● WHAT TO PRODUCE
Copy out every line of the records below without changing anything.

Spatial annotation records:

───

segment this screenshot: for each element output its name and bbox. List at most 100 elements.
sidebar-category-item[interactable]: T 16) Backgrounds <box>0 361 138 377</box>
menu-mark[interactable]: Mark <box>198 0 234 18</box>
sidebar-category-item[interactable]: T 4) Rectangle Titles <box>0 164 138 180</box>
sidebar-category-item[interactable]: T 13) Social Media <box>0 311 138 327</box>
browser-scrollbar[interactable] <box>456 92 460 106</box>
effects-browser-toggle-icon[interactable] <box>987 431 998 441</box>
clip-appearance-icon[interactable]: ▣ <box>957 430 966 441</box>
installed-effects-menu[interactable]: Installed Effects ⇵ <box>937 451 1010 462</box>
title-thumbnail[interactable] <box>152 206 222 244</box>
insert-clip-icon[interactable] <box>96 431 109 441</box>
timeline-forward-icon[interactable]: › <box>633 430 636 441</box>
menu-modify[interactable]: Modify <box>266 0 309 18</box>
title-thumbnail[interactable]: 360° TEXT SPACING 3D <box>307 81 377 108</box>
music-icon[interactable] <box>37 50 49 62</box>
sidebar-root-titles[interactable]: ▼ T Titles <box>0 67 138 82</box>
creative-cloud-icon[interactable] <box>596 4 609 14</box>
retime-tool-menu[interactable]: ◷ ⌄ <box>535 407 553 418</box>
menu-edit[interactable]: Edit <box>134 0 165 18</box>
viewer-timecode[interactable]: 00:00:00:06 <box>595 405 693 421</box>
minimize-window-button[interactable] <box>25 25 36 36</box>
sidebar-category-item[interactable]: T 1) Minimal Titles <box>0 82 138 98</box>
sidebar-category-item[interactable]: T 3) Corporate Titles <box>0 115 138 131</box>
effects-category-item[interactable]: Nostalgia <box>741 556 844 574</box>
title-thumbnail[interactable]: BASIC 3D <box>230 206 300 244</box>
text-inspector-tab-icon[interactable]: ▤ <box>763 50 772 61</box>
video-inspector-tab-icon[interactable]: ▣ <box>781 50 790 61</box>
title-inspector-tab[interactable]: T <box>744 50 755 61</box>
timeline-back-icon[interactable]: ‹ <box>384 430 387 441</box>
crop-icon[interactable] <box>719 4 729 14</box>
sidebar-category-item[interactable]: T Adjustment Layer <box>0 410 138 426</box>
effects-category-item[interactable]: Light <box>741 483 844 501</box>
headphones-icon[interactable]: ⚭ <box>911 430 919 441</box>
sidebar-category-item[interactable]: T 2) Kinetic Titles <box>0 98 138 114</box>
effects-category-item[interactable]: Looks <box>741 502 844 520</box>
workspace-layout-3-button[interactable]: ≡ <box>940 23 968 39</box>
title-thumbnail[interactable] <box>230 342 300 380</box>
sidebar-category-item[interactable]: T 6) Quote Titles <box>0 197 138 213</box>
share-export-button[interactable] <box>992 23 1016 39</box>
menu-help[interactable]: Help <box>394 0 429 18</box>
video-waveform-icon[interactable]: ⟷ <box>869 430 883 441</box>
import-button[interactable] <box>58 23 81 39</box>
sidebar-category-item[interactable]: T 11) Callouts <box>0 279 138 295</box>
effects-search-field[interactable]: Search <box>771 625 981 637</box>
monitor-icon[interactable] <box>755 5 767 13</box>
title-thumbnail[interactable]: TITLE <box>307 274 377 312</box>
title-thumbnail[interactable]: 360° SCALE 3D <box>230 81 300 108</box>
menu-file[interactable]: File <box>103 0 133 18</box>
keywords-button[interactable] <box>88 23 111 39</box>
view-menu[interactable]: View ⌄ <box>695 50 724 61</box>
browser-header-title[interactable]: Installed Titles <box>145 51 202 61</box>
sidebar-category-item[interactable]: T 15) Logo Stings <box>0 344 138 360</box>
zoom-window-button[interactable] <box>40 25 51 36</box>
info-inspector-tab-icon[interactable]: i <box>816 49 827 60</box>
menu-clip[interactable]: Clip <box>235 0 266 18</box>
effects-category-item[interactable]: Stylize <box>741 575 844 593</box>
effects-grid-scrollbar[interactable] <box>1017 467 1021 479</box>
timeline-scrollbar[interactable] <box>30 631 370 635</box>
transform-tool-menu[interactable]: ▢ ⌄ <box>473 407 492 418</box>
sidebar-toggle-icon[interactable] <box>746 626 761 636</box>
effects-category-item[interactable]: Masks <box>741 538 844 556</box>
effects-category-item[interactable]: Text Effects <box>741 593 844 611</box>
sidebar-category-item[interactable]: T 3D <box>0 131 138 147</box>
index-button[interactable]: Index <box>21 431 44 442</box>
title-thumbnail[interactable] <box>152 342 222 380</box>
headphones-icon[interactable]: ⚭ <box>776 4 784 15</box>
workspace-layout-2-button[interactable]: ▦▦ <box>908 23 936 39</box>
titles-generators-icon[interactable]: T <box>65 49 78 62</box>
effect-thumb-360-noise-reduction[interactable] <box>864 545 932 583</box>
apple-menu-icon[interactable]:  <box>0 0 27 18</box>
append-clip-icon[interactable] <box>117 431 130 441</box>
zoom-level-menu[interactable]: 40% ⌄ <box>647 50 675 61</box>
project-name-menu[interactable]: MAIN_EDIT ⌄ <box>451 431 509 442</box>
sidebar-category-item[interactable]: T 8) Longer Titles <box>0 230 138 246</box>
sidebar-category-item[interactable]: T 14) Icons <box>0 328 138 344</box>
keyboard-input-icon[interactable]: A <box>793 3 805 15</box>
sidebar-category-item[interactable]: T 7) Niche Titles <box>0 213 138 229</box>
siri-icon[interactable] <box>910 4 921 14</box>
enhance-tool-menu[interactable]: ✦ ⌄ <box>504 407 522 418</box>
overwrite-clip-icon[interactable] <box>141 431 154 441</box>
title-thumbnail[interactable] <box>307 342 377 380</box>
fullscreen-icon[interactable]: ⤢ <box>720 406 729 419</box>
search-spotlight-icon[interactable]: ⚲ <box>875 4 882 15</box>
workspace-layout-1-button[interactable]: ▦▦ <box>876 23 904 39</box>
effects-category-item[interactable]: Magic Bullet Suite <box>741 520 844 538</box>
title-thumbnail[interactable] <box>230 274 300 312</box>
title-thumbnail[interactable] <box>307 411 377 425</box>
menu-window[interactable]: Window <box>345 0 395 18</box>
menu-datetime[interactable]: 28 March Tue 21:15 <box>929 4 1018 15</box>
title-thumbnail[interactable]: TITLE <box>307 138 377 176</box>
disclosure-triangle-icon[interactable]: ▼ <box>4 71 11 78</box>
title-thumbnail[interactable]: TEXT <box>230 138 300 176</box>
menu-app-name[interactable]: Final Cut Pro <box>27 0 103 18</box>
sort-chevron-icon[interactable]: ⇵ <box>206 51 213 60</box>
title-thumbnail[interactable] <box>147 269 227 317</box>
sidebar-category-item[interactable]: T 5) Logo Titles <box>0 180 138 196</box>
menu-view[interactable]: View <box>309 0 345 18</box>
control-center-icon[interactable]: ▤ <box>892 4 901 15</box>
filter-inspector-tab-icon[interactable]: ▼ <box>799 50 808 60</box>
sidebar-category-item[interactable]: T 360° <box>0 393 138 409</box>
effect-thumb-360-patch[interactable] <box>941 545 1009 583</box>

───

● SOLUTION FOR THIS PROBLEM
segment this screenshot: for each element output its name and bbox. List at most 100 elements.
sidebar-category-item[interactable]: T 16) Backgrounds <box>0 361 138 377</box>
menu-mark[interactable]: Mark <box>198 0 234 18</box>
sidebar-category-item[interactable]: T 4) Rectangle Titles <box>0 164 138 180</box>
sidebar-category-item[interactable]: T 13) Social Media <box>0 311 138 327</box>
browser-scrollbar[interactable] <box>456 92 460 106</box>
effects-browser-toggle-icon[interactable] <box>987 431 998 441</box>
clip-appearance-icon[interactable]: ▣ <box>957 430 966 441</box>
installed-effects-menu[interactable]: Installed Effects ⇵ <box>937 451 1010 462</box>
title-thumbnail[interactable] <box>152 206 222 244</box>
insert-clip-icon[interactable] <box>96 431 109 441</box>
timeline-forward-icon[interactable]: › <box>633 430 636 441</box>
menu-modify[interactable]: Modify <box>266 0 309 18</box>
title-thumbnail[interactable]: 360° TEXT SPACING 3D <box>307 81 377 108</box>
music-icon[interactable] <box>37 50 49 62</box>
sidebar-root-titles[interactable]: ▼ T Titles <box>0 67 138 82</box>
creative-cloud-icon[interactable] <box>596 4 609 14</box>
retime-tool-menu[interactable]: ◷ ⌄ <box>535 407 553 418</box>
menu-edit[interactable]: Edit <box>134 0 165 18</box>
viewer-timecode[interactable]: 00:00:00:06 <box>595 405 693 421</box>
minimize-window-button[interactable] <box>25 25 36 36</box>
sidebar-category-item[interactable]: T 1) Minimal Titles <box>0 82 138 98</box>
sidebar-category-item[interactable]: T 3) Corporate Titles <box>0 115 138 131</box>
effects-category-item[interactable]: Nostalgia <box>741 556 844 574</box>
title-thumbnail[interactable]: BASIC 3D <box>230 206 300 244</box>
text-inspector-tab-icon[interactable]: ▤ <box>763 50 772 61</box>
video-inspector-tab-icon[interactable]: ▣ <box>781 50 790 61</box>
title-inspector-tab[interactable]: T <box>744 50 755 61</box>
timeline-back-icon[interactable]: ‹ <box>384 430 387 441</box>
crop-icon[interactable] <box>719 4 729 14</box>
sidebar-category-item[interactable]: T Adjustment Layer <box>0 410 138 426</box>
effects-category-item[interactable]: Light <box>741 483 844 501</box>
headphones-icon[interactable]: ⚭ <box>911 430 919 441</box>
sidebar-category-item[interactable]: T 2) Kinetic Titles <box>0 98 138 114</box>
effects-category-item[interactable]: Looks <box>741 502 844 520</box>
workspace-layout-3-button[interactable]: ≡ <box>940 23 968 39</box>
title-thumbnail[interactable] <box>230 342 300 380</box>
sidebar-category-item[interactable]: T 6) Quote Titles <box>0 197 138 213</box>
share-export-button[interactable] <box>992 23 1016 39</box>
menu-help[interactable]: Help <box>394 0 429 18</box>
video-waveform-icon[interactable]: ⟷ <box>869 430 883 441</box>
import-button[interactable] <box>58 23 81 39</box>
sidebar-category-item[interactable]: T 11) Callouts <box>0 279 138 295</box>
effects-search-field[interactable]: Search <box>771 625 981 637</box>
monitor-icon[interactable] <box>755 5 767 13</box>
title-thumbnail[interactable]: TITLE <box>307 274 377 312</box>
title-thumbnail[interactable]: 360° SCALE 3D <box>230 81 300 108</box>
menu-file[interactable]: File <box>103 0 133 18</box>
keywords-button[interactable] <box>88 23 111 39</box>
view-menu[interactable]: View ⌄ <box>695 50 724 61</box>
browser-header-title[interactable]: Installed Titles <box>145 51 202 61</box>
sidebar-category-item[interactable]: T 15) Logo Stings <box>0 344 138 360</box>
zoom-window-button[interactable] <box>40 25 51 36</box>
info-inspector-tab-icon[interactable]: i <box>816 49 827 60</box>
menu-clip[interactable]: Clip <box>235 0 266 18</box>
effects-category-item[interactable]: Stylize <box>741 575 844 593</box>
effects-grid-scrollbar[interactable] <box>1017 467 1021 479</box>
timeline-scrollbar[interactable] <box>30 631 370 635</box>
transform-tool-menu[interactable]: ▢ ⌄ <box>473 407 492 418</box>
sidebar-toggle-icon[interactable] <box>746 626 761 636</box>
effects-category-item[interactable]: Masks <box>741 538 844 556</box>
effects-category-item[interactable]: Text Effects <box>741 593 844 611</box>
sidebar-category-item[interactable]: T 3D <box>0 131 138 147</box>
index-button[interactable]: Index <box>21 431 44 442</box>
title-thumbnail[interactable] <box>152 342 222 380</box>
headphones-icon[interactable]: ⚭ <box>776 4 784 15</box>
workspace-layout-2-button[interactable]: ▦▦ <box>908 23 936 39</box>
titles-generators-icon[interactable]: T <box>65 49 78 62</box>
effect-thumb-360-noise-reduction[interactable] <box>864 545 932 583</box>
apple-menu-icon[interactable]:  <box>0 0 27 18</box>
append-clip-icon[interactable] <box>117 431 130 441</box>
zoom-level-menu[interactable]: 40% ⌄ <box>647 50 675 61</box>
project-name-menu[interactable]: MAIN_EDIT ⌄ <box>451 431 509 442</box>
sidebar-category-item[interactable]: T 8) Longer Titles <box>0 230 138 246</box>
sidebar-category-item[interactable]: T 14) Icons <box>0 328 138 344</box>
keyboard-input-icon[interactable]: A <box>793 3 805 15</box>
sidebar-category-item[interactable]: T 7) Niche Titles <box>0 213 138 229</box>
siri-icon[interactable] <box>910 4 921 14</box>
enhance-tool-menu[interactable]: ✦ ⌄ <box>504 407 522 418</box>
overwrite-clip-icon[interactable] <box>141 431 154 441</box>
title-thumbnail[interactable] <box>307 342 377 380</box>
fullscreen-icon[interactable]: ⤢ <box>720 406 729 419</box>
search-spotlight-icon[interactable]: ⚲ <box>875 4 882 15</box>
workspace-layout-1-button[interactable]: ▦▦ <box>876 23 904 39</box>
effects-category-item[interactable]: Magic Bullet Suite <box>741 520 844 538</box>
title-thumbnail[interactable] <box>230 274 300 312</box>
title-thumbnail[interactable] <box>307 411 377 425</box>
menu-window[interactable]: Window <box>345 0 395 18</box>
menu-datetime[interactable]: 28 March Tue 21:15 <box>929 4 1018 15</box>
title-thumbnail[interactable]: TITLE <box>307 138 377 176</box>
disclosure-triangle-icon[interactable]: ▼ <box>4 71 11 78</box>
title-thumbnail[interactable]: TEXT <box>230 138 300 176</box>
menu-app-name[interactable]: Final Cut Pro <box>27 0 103 18</box>
sort-chevron-icon[interactable]: ⇵ <box>206 51 213 60</box>
title-thumbnail[interactable] <box>147 269 227 317</box>
sidebar-category-item[interactable]: T 5) Logo Titles <box>0 180 138 196</box>
menu-view[interactable]: View <box>309 0 345 18</box>
control-center-icon[interactable]: ▤ <box>892 4 901 15</box>
filter-inspector-tab-icon[interactable]: ▼ <box>799 50 808 60</box>
sidebar-category-item[interactable]: T 360° <box>0 393 138 409</box>
effect-thumb-360-patch[interactable] <box>941 545 1009 583</box>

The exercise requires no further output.